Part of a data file
════

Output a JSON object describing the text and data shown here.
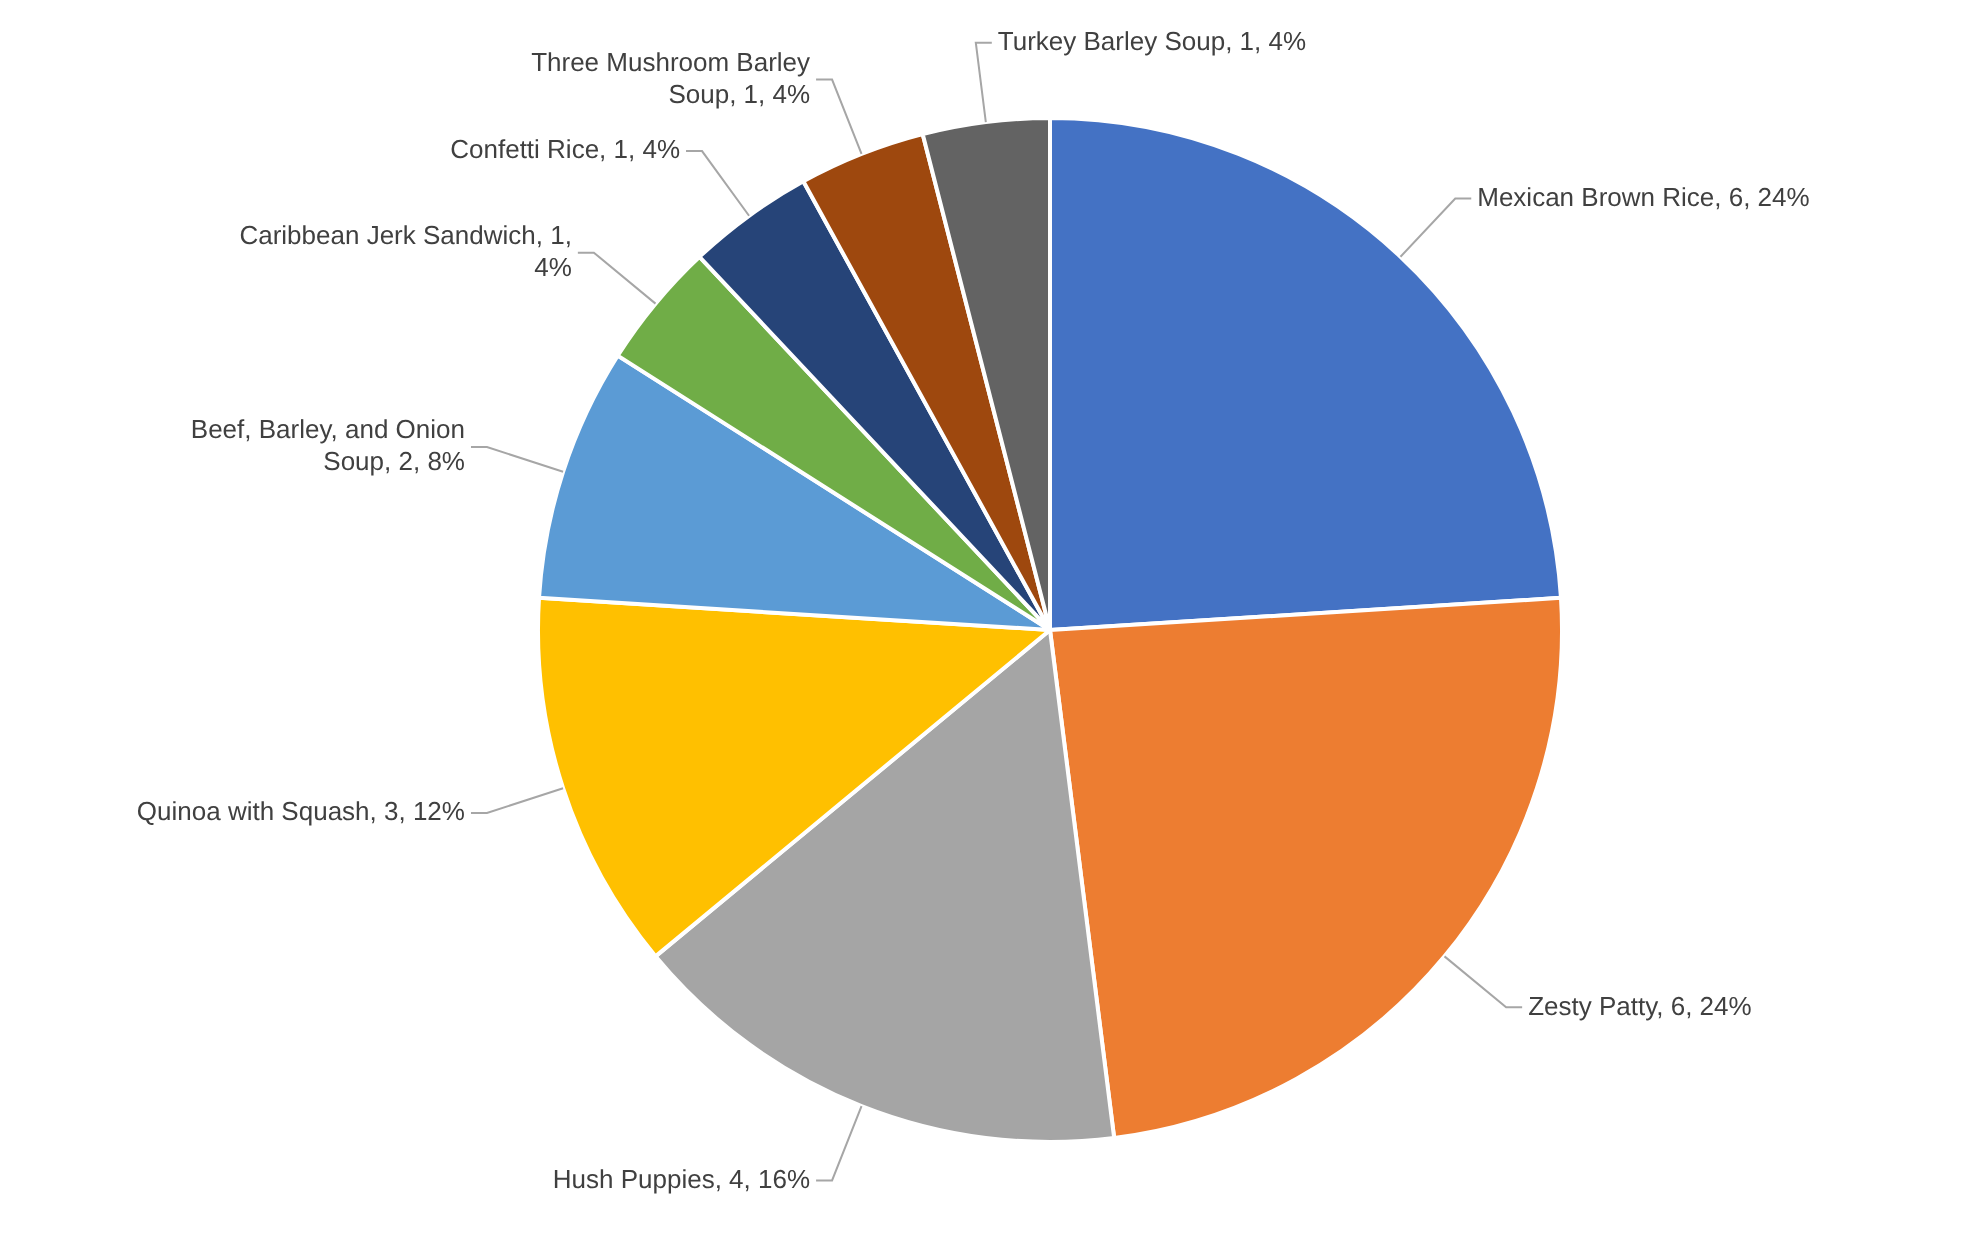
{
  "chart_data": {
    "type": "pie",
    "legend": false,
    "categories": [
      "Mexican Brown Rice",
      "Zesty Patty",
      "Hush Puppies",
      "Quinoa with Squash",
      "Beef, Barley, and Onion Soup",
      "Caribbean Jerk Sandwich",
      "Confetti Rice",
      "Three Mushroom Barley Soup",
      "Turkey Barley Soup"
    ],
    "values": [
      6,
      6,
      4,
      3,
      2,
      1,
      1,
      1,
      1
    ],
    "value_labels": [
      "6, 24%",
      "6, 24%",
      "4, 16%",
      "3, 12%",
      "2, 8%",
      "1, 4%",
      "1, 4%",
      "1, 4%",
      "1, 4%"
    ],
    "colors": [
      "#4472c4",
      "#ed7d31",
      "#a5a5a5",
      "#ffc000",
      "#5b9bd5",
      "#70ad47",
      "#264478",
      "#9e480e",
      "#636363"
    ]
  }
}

════

• **What you need to do**
Set down the lines of the records above exactly, apart from the pictures.

• **Full response**
Output a JSON object describing the text and data shown here.
{
  "chart_data": {
    "type": "pie",
    "legend": false,
    "categories": [
      "Mexican Brown Rice",
      "Zesty Patty",
      "Hush Puppies",
      "Quinoa with Squash",
      "Beef, Barley, and Onion Soup",
      "Caribbean Jerk Sandwich",
      "Confetti Rice",
      "Three Mushroom Barley Soup",
      "Turkey Barley Soup"
    ],
    "values": [
      6,
      6,
      4,
      3,
      2,
      1,
      1,
      1,
      1
    ],
    "value_labels": [
      "6, 24%",
      "6, 24%",
      "4, 16%",
      "3, 12%",
      "2, 8%",
      "1, 4%",
      "1, 4%",
      "1, 4%",
      "1, 4%"
    ],
    "colors": [
      "#4472c4",
      "#ed7d31",
      "#a5a5a5",
      "#ffc000",
      "#5b9bd5",
      "#70ad47",
      "#264478",
      "#9e480e",
      "#636363"
    ]
  }
}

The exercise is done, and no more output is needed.